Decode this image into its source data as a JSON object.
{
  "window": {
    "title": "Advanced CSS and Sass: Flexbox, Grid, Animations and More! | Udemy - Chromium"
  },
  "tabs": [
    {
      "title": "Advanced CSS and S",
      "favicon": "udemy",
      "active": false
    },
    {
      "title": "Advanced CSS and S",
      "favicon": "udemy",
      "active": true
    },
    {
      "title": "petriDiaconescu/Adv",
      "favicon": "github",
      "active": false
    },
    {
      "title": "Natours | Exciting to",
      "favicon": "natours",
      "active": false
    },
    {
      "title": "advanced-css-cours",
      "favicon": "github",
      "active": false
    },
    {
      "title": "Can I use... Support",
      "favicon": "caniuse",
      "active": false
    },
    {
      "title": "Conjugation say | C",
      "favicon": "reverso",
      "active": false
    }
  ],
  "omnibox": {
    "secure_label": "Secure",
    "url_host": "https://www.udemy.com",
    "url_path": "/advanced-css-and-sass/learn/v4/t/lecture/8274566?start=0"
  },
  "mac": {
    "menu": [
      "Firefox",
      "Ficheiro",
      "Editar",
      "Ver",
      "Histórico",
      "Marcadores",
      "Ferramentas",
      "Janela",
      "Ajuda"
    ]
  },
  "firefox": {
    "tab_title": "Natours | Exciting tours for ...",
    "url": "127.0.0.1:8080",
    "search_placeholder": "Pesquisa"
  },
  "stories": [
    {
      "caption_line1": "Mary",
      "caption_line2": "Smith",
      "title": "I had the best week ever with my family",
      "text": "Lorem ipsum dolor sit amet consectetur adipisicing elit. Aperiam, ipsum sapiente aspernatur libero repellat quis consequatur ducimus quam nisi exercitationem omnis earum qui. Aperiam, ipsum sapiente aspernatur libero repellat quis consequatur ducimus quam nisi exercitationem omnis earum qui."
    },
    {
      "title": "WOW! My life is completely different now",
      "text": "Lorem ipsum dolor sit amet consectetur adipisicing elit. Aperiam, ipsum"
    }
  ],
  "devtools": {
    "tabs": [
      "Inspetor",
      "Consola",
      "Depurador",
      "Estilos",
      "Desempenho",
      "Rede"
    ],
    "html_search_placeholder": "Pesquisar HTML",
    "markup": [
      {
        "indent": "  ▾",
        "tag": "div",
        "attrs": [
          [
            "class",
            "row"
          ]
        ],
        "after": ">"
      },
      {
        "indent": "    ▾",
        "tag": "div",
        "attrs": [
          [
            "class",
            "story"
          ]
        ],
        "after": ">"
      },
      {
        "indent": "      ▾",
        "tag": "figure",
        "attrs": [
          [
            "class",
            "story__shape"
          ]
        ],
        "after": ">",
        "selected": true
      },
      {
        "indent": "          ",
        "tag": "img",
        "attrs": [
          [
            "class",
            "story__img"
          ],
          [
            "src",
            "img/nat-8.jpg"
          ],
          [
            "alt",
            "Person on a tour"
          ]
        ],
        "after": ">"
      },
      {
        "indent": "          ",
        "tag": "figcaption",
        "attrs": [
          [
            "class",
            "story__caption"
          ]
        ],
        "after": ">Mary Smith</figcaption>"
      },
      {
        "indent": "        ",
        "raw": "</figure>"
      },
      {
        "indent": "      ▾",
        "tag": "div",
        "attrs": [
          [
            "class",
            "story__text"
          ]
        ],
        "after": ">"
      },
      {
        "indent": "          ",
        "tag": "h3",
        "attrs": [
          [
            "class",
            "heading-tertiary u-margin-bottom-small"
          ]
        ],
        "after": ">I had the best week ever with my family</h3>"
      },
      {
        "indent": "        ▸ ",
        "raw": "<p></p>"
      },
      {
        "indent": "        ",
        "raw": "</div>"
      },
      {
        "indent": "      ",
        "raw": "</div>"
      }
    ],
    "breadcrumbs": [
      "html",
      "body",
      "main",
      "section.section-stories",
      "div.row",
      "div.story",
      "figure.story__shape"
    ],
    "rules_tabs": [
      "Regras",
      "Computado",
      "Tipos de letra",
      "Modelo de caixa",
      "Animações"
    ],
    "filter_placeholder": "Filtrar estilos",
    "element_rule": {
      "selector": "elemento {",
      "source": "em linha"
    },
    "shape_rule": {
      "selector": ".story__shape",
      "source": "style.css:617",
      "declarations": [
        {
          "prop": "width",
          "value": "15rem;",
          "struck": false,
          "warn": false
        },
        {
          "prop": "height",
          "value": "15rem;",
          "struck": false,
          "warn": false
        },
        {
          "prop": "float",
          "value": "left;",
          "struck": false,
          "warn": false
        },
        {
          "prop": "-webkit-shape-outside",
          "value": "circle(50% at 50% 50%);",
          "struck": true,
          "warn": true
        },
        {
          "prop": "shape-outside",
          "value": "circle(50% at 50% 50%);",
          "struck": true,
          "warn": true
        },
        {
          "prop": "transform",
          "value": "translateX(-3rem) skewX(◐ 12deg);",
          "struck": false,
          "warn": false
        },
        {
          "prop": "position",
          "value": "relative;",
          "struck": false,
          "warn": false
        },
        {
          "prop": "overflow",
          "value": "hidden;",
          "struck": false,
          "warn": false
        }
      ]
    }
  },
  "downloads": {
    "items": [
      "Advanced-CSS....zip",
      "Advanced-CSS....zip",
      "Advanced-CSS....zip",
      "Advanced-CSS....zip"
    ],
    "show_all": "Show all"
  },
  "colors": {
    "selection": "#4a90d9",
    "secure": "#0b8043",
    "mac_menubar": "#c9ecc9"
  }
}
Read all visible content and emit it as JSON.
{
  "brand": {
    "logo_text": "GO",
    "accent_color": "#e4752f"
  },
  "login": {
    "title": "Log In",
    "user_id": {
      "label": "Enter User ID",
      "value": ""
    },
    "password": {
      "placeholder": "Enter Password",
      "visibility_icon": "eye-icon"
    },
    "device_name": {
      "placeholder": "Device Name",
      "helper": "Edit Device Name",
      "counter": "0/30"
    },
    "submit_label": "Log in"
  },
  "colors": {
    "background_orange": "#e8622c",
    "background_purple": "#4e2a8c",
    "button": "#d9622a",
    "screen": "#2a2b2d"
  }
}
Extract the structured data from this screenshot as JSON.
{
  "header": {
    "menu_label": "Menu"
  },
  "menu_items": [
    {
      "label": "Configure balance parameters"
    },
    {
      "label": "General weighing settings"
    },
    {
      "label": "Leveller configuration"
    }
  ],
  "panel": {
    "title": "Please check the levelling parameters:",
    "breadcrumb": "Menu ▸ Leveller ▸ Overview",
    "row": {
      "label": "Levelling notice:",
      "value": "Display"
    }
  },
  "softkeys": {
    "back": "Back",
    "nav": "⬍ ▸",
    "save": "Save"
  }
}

────────────────────

• _Objective_: Take the records above and return them exactly as written.

• _Output_:
Decode this image into its source data as a JSON object.
{
  "window": {
    "title": "Advanced CSS and Sass: Flexbox, Grid, Animations and More! | Udemy - Chromium"
  },
  "tabs": [
    {
      "title": "Advanced CSS and S",
      "favicon": "udemy",
      "active": false
    },
    {
      "title": "Advanced CSS and S",
      "favicon": "udemy",
      "active": true
    },
    {
      "title": "petriDiaconescu/Adv",
      "favicon": "github",
      "active": false
    },
    {
      "title": "Natours | Exciting to",
      "favicon": "natours",
      "active": false
    },
    {
      "title": "advanced-css-cours",
      "favicon": "github",
      "active": false
    },
    {
      "title": "Can I use... Support",
      "favicon": "caniuse",
      "active": false
    },
    {
      "title": "Conjugation say | C",
      "favicon": "reverso",
      "active": false
    }
  ],
  "omnibox": {
    "secure_label": "Secure",
    "url_host": "https://www.udemy.com",
    "url_path": "/advanced-css-and-sass/learn/v4/t/lecture/8274566?start=0"
  },
  "mac": {
    "menu": [
      "Firefox",
      "Ficheiro",
      "Editar",
      "Ver",
      "Histórico",
      "Marcadores",
      "Ferramentas",
      "Janela",
      "Ajuda"
    ]
  },
  "firefox": {
    "tab_title": "Natours | Exciting tours for ...",
    "url": "127.0.0.1:8080",
    "search_placeholder": "Pesquisa"
  },
  "stories": [
    {
      "caption_line1": "Mary",
      "caption_line2": "Smith",
      "title": "I had the best week ever with my family",
      "text": "Lorem ipsum dolor sit amet consectetur adipisicing elit. Aperiam, ipsum sapiente aspernatur libero repellat quis consequatur ducimus quam nisi exercitationem omnis earum qui. Aperiam, ipsum sapiente aspernatur libero repellat quis consequatur ducimus quam nisi exercitationem omnis earum qui."
    },
    {
      "title": "WOW! My life is completely different now",
      "text": "Lorem ipsum dolor sit amet consectetur adipisicing elit. Aperiam, ipsum"
    }
  ],
  "devtools": {
    "tabs": [
      "Inspetor",
      "Consola",
      "Depurador",
      "Estilos",
      "Desempenho",
      "Rede"
    ],
    "html_search_placeholder": "Pesquisar HTML",
    "markup": [
      {
        "indent": "  ▾",
        "tag": "div",
        "attrs": [
          [
            "class",
            "row"
          ]
        ],
        "after": ">"
      },
      {
        "indent": "    ▾",
        "tag": "div",
        "attrs": [
          [
            "class",
            "story"
          ]
        ],
        "after": ">"
      },
      {
        "indent": "      ▾",
        "tag": "figure",
        "attrs": [
          [
            "class",
            "story__shape"
          ]
        ],
        "after": ">",
        "selected": true
      },
      {
        "indent": "          ",
        "tag": "img",
        "attrs": [
          [
            "class",
            "story__img"
          ],
          [
            "src",
            "img/nat-8.jpg"
          ],
          [
            "alt",
            "Person on a tour"
          ]
        ],
        "after": ">"
      },
      {
        "indent": "          ",
        "tag": "figcaption",
        "attrs": [
          [
            "class",
            "story__caption"
          ]
        ],
        "after": ">Mary Smith</figcaption>"
      },
      {
        "indent": "        ",
        "raw": "</figure>"
      },
      {
        "indent": "      ▾",
        "tag": "div",
        "attrs": [
          [
            "class",
            "story__text"
          ]
        ],
        "after": ">"
      },
      {
        "indent": "          ",
        "tag": "h3",
        "attrs": [
          [
            "class",
            "heading-tertiary u-margin-bottom-small"
          ]
        ],
        "after": ">I had the best week ever with my family</h3>"
      },
      {
        "indent": "        ▸ ",
        "raw": "<p></p>"
      },
      {
        "indent": "        ",
        "raw": "</div>"
      },
      {
        "indent": "      ",
        "raw": "</div>"
      }
    ],
    "breadcrumbs": [
      "html",
      "body",
      "main",
      "section.section-stories",
      "div.row",
      "div.story",
      "figure.story__shape"
    ],
    "rules_tabs": [
      "Regras",
      "Computado",
      "Tipos de letra",
      "Modelo de caixa",
      "Animações"
    ],
    "filter_placeholder": "Filtrar estilos",
    "element_rule": {
      "selector": "elemento {",
      "source": "em linha"
    },
    "shape_rule": {
      "selector": ".story__shape",
      "source": "style.css:617",
      "declarations": [
        {
          "prop": "width",
          "value": "15rem;",
          "struck": false,
          "warn": false
        },
        {
          "prop": "height",
          "value": "15rem;",
          "struck": false,
          "warn": false
        },
        {
          "prop": "float",
          "value": "left;",
          "struck": false,
          "warn": false
        },
        {
          "prop": "-webkit-shape-outside",
          "value": "circle(50% at 50% 50%);",
          "struck": true,
          "warn": true
        },
        {
          "prop": "shape-outside",
          "value": "circle(50% at 50% 50%);",
          "struck": true,
          "warn": true
        },
        {
          "prop": "transform",
          "value": "translateX(-3rem) skewX(◐ 12deg);",
          "struck": false,
          "warn": false
        },
        {
          "prop": "position",
          "value": "relative;",
          "struck": false,
          "warn": false
        },
        {
          "prop": "overflow",
          "value": "hidden;",
          "struck": false,
          "warn": false
        }
      ]
    }
  },
  "downloads": {
    "items": [
      "Advanced-CSS....zip",
      "Advanced-CSS....zip",
      "Advanced-CSS....zip",
      "Advanced-CSS....zip"
    ],
    "show_all": "Show all"
  },
  "colors": {
    "selection": "#4a90d9",
    "secure": "#0b8043",
    "mac_menubar": "#c9ecc9"
  }
}
Read all visible content and emit it as JSON.
{
  "brand": {
    "logo_text": "GO",
    "accent_color": "#e4752f"
  },
  "login": {
    "title": "Log In",
    "user_id": {
      "label": "Enter User ID",
      "value": ""
    },
    "password": {
      "placeholder": "Enter Password",
      "visibility_icon": "eye-icon"
    },
    "device_name": {
      "placeholder": "Device Name",
      "helper": "Edit Device Name",
      "counter": "0/30"
    },
    "submit_label": "Log in"
  },
  "colors": {
    "background_orange": "#e8622c",
    "background_purple": "#4e2a8c",
    "button": "#d9622a",
    "screen": "#2a2b2d"
  }
}
Extract the structured data from this screenshot as JSON.
{
  "header": {
    "menu_label": "Menu"
  },
  "menu_items": [
    {
      "label": "Configure balance parameters"
    },
    {
      "label": "General weighing settings"
    },
    {
      "label": "Leveller configuration"
    }
  ],
  "panel": {
    "title": "Please check the levelling parameters:",
    "breadcrumb": "Menu ▸ Leveller ▸ Overview",
    "row": {
      "label": "Levelling notice:",
      "value": "Display"
    }
  },
  "softkeys": {
    "back": "Back",
    "nav": "⬍ ▸",
    "save": "Save"
  }
}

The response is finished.